§ **Short exercise**
Each entry below must be repeated exactly, with pictures left out.
-- BEGIN --
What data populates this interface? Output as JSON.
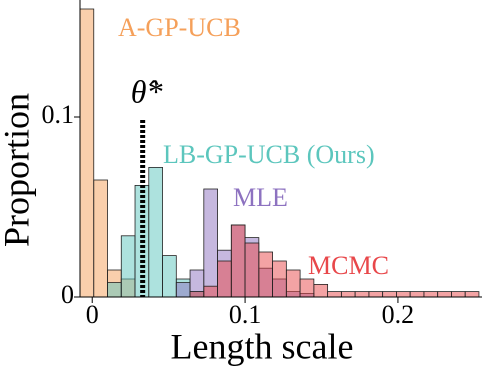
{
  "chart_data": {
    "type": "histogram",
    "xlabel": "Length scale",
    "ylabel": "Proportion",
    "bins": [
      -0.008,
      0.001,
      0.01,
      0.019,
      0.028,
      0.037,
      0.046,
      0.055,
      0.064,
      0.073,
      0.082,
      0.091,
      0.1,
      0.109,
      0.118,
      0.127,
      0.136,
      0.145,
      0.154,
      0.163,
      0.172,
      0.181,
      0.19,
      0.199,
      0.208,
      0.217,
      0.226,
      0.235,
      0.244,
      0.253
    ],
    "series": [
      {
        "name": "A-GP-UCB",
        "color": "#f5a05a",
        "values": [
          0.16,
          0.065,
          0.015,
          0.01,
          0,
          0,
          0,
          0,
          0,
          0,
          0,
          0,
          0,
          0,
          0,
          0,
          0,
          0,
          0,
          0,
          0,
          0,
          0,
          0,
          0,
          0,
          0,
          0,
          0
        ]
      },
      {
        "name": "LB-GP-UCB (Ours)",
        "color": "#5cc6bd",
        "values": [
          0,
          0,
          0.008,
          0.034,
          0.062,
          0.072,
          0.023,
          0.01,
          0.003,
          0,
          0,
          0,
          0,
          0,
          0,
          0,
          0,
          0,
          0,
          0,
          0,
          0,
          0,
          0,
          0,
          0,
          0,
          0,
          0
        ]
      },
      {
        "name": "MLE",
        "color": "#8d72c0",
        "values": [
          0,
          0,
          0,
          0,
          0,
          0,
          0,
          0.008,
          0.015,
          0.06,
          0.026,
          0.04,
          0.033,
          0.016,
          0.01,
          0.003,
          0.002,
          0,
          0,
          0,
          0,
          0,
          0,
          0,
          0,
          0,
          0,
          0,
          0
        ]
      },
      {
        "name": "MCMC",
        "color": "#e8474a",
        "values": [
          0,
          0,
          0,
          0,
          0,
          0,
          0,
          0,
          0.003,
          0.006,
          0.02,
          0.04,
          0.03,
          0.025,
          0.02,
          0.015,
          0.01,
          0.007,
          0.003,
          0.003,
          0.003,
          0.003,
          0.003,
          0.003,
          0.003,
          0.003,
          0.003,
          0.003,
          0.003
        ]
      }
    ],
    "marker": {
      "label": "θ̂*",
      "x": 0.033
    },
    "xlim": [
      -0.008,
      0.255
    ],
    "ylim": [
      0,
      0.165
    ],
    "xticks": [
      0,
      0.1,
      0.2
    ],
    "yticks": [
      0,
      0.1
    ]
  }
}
-- END --
§ **Task response**
What data populates this interface? Output as JSON.
{
  "chart_data": {
    "type": "histogram",
    "xlabel": "Length scale",
    "ylabel": "Proportion",
    "bins": [
      -0.008,
      0.001,
      0.01,
      0.019,
      0.028,
      0.037,
      0.046,
      0.055,
      0.064,
      0.073,
      0.082,
      0.091,
      0.1,
      0.109,
      0.118,
      0.127,
      0.136,
      0.145,
      0.154,
      0.163,
      0.172,
      0.181,
      0.19,
      0.199,
      0.208,
      0.217,
      0.226,
      0.235,
      0.244,
      0.253
    ],
    "series": [
      {
        "name": "A-GP-UCB",
        "color": "#f5a05a",
        "values": [
          0.16,
          0.065,
          0.015,
          0.01,
          0,
          0,
          0,
          0,
          0,
          0,
          0,
          0,
          0,
          0,
          0,
          0,
          0,
          0,
          0,
          0,
          0,
          0,
          0,
          0,
          0,
          0,
          0,
          0,
          0
        ]
      },
      {
        "name": "LB-GP-UCB (Ours)",
        "color": "#5cc6bd",
        "values": [
          0,
          0,
          0.008,
          0.034,
          0.062,
          0.072,
          0.023,
          0.01,
          0.003,
          0,
          0,
          0,
          0,
          0,
          0,
          0,
          0,
          0,
          0,
          0,
          0,
          0,
          0,
          0,
          0,
          0,
          0,
          0,
          0
        ]
      },
      {
        "name": "MLE",
        "color": "#8d72c0",
        "values": [
          0,
          0,
          0,
          0,
          0,
          0,
          0,
          0.008,
          0.015,
          0.06,
          0.026,
          0.04,
          0.033,
          0.016,
          0.01,
          0.003,
          0.002,
          0,
          0,
          0,
          0,
          0,
          0,
          0,
          0,
          0,
          0,
          0,
          0
        ]
      },
      {
        "name": "MCMC",
        "color": "#e8474a",
        "values": [
          0,
          0,
          0,
          0,
          0,
          0,
          0,
          0,
          0.003,
          0.006,
          0.02,
          0.04,
          0.03,
          0.025,
          0.02,
          0.015,
          0.01,
          0.007,
          0.003,
          0.003,
          0.003,
          0.003,
          0.003,
          0.003,
          0.003,
          0.003,
          0.003,
          0.003,
          0.003
        ]
      }
    ],
    "marker": {
      "label": "θ̂*",
      "x": 0.033
    },
    "xlim": [
      -0.008,
      0.255
    ],
    "ylim": [
      0,
      0.165
    ],
    "xticks": [
      0,
      0.1,
      0.2
    ],
    "yticks": [
      0,
      0.1
    ]
  }
}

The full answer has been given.